*WORK REQUIRED*: Restate all of the entries exactly, dropping any pictures they hold.

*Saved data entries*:
>>>

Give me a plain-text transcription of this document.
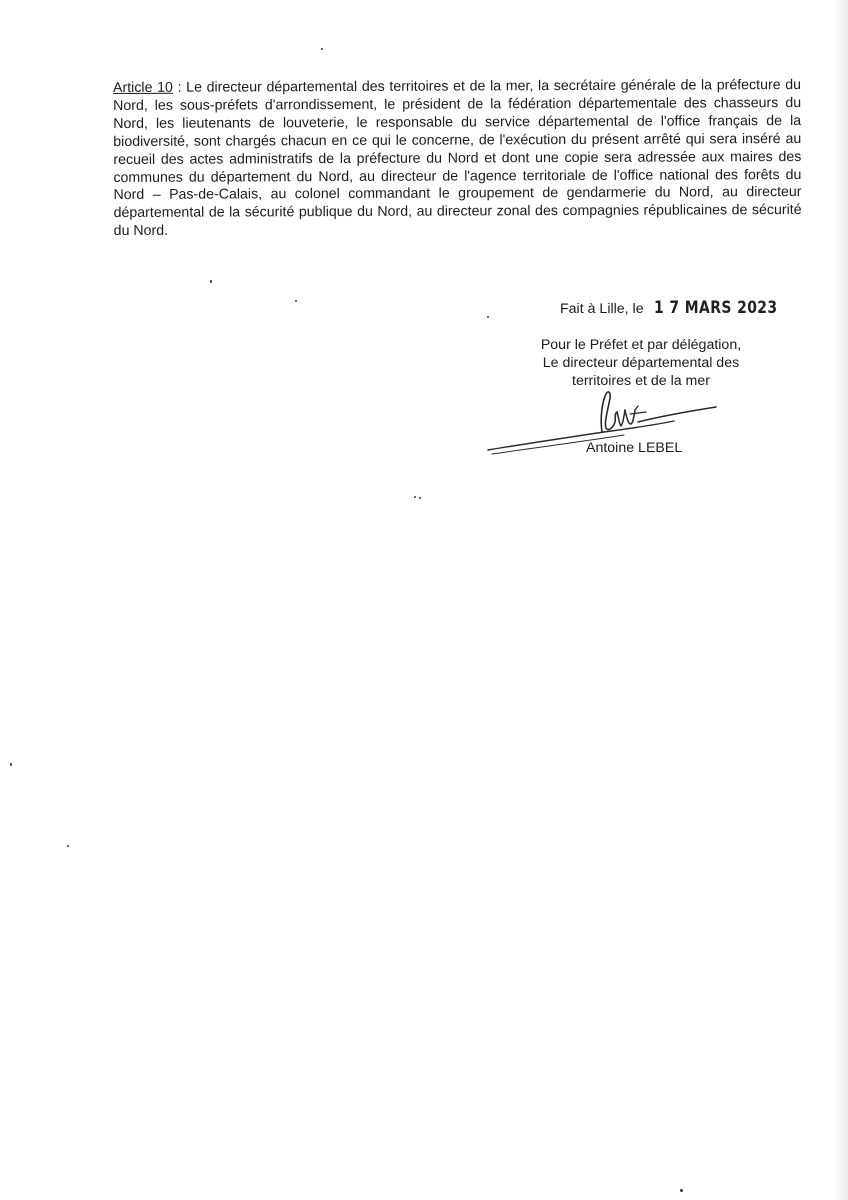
Article 10 : Le directeur départemental des territoires et de la mer, la secrétaire générale de la préfecture du Nord, les sous-préfets d'arrondissement, le président de la fédération départementale des chasseurs du Nord, les lieutenants de louveterie, le responsable du service départemental de l'office français de la biodiversité, sont chargés chacun en ce qui le concerne, de l'exécution du présent arrêté qui sera inséré au recueil des actes administratifs de la préfecture du Nord et dont une copie sera adressée aux maires des communes du département du Nord, au directeur de l'agence territoriale de l'office national des forêts du Nord – Pas-de-Calais, au colonel commandant le groupement de gendarmerie du Nord, au directeur départemental de la sécurité publique du Nord, au directeur zonal des compagnies républicaines de sécurité du Nord.

Fait à Lille, le 1 7 MARS 2023
Pour le Préfet et par délégation,
Le directeur départemental des
territoires et de la mer
Antoine LEBEL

<<<

*COMPLETED TASK*:
Give me a plain-text transcription of this document.
Article 10 : Le directeur départemental des territoires et de la mer, la secrétaire générale de la préfecture du Nord, les sous-préfets d'arrondissement, le président de la fédération départementale des chasseurs du Nord, les lieutenants de louveterie, le responsable du service départemental de l'office français de la biodiversité, sont chargés chacun en ce qui le concerne, de l'exécution du présent arrêté qui sera inséré au recueil des actes administratifs de la préfecture du Nord et dont une copie sera adressée aux maires des communes du département du Nord, au directeur de l'agence territoriale de l'office national des forêts du Nord – Pas-de-Calais, au colonel commandant le groupement de gendarmerie du Nord, au directeur départemental de la sécurité publique du Nord, au directeur zonal des compagnies républicaines de sécurité du Nord.

Fait à Lille, le 1 7 MARS 2023
Pour le Préfet et par délégation,
Le directeur départemental des
territoires et de la mer
Antoine LEBEL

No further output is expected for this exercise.